### Objective
Scan the records below. List lines holding "give".

### Material for this task

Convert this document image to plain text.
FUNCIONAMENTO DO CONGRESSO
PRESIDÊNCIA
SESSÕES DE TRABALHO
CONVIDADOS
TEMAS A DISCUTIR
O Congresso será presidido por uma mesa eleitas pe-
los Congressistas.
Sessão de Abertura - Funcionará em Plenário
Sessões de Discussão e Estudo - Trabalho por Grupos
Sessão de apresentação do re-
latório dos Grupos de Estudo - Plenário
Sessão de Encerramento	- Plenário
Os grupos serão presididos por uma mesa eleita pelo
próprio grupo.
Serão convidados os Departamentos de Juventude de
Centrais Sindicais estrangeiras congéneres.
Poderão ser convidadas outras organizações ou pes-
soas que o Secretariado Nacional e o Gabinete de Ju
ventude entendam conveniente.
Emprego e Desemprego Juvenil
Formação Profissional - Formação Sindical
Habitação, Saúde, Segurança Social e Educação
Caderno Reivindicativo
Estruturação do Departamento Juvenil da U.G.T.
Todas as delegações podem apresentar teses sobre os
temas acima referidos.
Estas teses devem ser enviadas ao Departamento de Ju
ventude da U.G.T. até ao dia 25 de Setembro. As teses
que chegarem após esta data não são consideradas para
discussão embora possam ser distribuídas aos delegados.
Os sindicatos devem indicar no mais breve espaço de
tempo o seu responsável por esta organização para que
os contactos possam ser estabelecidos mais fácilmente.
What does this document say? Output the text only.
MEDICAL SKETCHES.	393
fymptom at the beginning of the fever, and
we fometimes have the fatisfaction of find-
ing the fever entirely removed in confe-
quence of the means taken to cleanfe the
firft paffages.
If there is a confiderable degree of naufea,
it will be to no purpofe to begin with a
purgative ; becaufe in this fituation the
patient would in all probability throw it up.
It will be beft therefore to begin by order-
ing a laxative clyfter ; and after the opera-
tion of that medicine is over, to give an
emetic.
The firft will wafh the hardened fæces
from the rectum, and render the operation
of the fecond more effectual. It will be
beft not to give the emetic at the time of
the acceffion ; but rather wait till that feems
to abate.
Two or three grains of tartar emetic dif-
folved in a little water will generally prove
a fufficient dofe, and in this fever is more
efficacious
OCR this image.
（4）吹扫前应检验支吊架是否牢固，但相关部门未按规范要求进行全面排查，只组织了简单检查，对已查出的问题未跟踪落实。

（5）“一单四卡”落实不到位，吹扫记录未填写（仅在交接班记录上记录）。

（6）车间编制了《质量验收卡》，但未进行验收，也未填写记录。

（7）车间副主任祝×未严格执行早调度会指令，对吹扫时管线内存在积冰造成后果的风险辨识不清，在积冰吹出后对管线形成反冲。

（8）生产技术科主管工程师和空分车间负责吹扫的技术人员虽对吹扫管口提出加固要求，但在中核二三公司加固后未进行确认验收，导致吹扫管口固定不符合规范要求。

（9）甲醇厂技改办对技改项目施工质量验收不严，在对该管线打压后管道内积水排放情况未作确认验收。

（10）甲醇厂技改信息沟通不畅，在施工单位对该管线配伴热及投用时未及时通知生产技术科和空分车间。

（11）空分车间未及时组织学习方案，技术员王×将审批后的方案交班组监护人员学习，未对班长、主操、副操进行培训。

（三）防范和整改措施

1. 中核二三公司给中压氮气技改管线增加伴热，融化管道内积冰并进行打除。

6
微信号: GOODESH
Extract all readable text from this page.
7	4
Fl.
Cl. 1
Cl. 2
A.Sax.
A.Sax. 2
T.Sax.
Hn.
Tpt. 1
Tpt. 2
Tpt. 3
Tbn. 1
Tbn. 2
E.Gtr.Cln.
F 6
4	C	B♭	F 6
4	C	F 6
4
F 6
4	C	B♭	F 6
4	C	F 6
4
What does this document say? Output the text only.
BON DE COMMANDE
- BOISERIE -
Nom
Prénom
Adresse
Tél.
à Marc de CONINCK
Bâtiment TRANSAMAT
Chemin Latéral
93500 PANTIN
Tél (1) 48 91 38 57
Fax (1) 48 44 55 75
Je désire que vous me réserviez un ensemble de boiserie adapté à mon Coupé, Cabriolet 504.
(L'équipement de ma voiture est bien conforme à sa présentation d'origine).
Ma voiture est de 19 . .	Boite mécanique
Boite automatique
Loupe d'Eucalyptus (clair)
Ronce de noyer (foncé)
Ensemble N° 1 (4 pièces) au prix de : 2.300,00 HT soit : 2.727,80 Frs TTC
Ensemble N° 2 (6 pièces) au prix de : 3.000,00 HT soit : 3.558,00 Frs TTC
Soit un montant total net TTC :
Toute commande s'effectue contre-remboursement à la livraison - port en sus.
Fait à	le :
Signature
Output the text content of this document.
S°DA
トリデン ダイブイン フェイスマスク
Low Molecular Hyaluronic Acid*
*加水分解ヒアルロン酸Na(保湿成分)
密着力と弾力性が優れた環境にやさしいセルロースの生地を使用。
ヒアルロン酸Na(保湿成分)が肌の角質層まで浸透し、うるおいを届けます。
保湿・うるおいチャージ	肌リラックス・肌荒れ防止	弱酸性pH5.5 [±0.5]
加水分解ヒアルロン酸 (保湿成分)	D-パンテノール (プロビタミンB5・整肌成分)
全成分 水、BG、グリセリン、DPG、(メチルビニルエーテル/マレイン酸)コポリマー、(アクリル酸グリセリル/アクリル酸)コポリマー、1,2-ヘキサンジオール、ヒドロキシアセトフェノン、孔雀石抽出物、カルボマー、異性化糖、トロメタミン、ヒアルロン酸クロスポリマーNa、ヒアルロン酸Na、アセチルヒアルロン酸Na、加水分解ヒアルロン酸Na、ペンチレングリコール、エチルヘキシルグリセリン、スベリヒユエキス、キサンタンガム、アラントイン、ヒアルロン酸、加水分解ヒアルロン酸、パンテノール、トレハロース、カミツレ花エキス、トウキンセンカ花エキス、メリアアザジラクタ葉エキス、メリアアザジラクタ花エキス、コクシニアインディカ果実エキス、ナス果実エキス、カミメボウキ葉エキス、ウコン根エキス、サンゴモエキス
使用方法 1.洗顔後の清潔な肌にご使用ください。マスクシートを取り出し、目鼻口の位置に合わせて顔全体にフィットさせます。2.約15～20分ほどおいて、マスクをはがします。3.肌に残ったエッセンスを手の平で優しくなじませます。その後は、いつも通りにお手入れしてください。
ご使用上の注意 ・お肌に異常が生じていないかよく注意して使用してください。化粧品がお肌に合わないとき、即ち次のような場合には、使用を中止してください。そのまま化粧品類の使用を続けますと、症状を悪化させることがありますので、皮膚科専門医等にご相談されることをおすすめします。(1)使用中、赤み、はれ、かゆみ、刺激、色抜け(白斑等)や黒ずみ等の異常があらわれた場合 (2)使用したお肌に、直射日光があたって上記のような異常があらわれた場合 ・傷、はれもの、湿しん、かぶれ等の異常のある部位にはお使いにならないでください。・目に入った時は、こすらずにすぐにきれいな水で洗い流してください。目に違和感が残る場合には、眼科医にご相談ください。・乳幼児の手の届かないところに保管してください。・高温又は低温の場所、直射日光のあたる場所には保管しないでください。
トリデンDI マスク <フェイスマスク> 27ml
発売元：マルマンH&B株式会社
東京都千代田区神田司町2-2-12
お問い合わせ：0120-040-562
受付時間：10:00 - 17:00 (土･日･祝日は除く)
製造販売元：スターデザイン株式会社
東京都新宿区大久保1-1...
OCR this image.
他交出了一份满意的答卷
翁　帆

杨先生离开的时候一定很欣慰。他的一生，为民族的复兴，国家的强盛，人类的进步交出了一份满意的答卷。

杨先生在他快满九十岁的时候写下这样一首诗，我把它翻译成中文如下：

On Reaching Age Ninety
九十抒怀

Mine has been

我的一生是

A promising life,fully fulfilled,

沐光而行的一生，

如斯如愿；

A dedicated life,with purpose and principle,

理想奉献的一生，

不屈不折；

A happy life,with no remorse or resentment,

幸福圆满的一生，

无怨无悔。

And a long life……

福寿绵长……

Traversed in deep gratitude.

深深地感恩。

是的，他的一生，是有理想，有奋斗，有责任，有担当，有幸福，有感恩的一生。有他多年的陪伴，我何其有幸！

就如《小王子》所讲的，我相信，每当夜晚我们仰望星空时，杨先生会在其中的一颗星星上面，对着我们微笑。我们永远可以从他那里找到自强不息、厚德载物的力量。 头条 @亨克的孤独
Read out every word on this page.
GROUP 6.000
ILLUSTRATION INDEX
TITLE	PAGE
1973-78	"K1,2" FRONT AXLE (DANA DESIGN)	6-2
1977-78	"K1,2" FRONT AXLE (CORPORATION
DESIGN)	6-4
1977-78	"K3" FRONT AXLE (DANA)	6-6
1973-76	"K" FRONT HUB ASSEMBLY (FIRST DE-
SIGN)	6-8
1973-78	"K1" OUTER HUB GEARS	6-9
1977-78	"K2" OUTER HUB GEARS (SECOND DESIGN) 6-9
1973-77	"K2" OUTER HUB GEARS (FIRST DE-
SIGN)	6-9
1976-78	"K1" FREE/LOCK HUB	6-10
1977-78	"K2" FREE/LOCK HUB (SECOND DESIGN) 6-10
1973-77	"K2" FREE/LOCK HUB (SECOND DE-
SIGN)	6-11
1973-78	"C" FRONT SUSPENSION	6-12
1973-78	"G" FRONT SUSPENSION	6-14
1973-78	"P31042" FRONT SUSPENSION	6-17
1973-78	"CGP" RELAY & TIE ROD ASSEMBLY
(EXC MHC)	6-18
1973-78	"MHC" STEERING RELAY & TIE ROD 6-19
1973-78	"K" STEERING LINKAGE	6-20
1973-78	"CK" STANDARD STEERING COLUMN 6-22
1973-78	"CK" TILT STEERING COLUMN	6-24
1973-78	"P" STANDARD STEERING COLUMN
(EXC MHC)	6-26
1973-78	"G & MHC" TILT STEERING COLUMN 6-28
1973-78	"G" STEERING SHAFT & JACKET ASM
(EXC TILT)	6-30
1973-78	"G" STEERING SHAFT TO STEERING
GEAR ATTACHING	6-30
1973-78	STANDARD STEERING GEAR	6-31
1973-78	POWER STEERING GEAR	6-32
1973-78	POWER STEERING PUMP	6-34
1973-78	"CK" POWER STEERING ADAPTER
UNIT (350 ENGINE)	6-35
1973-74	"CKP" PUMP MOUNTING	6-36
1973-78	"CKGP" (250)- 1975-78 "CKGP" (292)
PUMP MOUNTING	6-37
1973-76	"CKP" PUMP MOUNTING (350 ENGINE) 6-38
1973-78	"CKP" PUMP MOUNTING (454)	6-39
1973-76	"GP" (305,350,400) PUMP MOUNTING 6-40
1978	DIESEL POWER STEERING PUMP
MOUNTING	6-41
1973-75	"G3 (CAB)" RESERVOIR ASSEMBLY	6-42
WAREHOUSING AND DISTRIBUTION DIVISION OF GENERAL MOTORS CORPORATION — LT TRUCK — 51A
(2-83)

### Answer in full
tion of that medicine is over, to give an
beft not to give the emetic at the time of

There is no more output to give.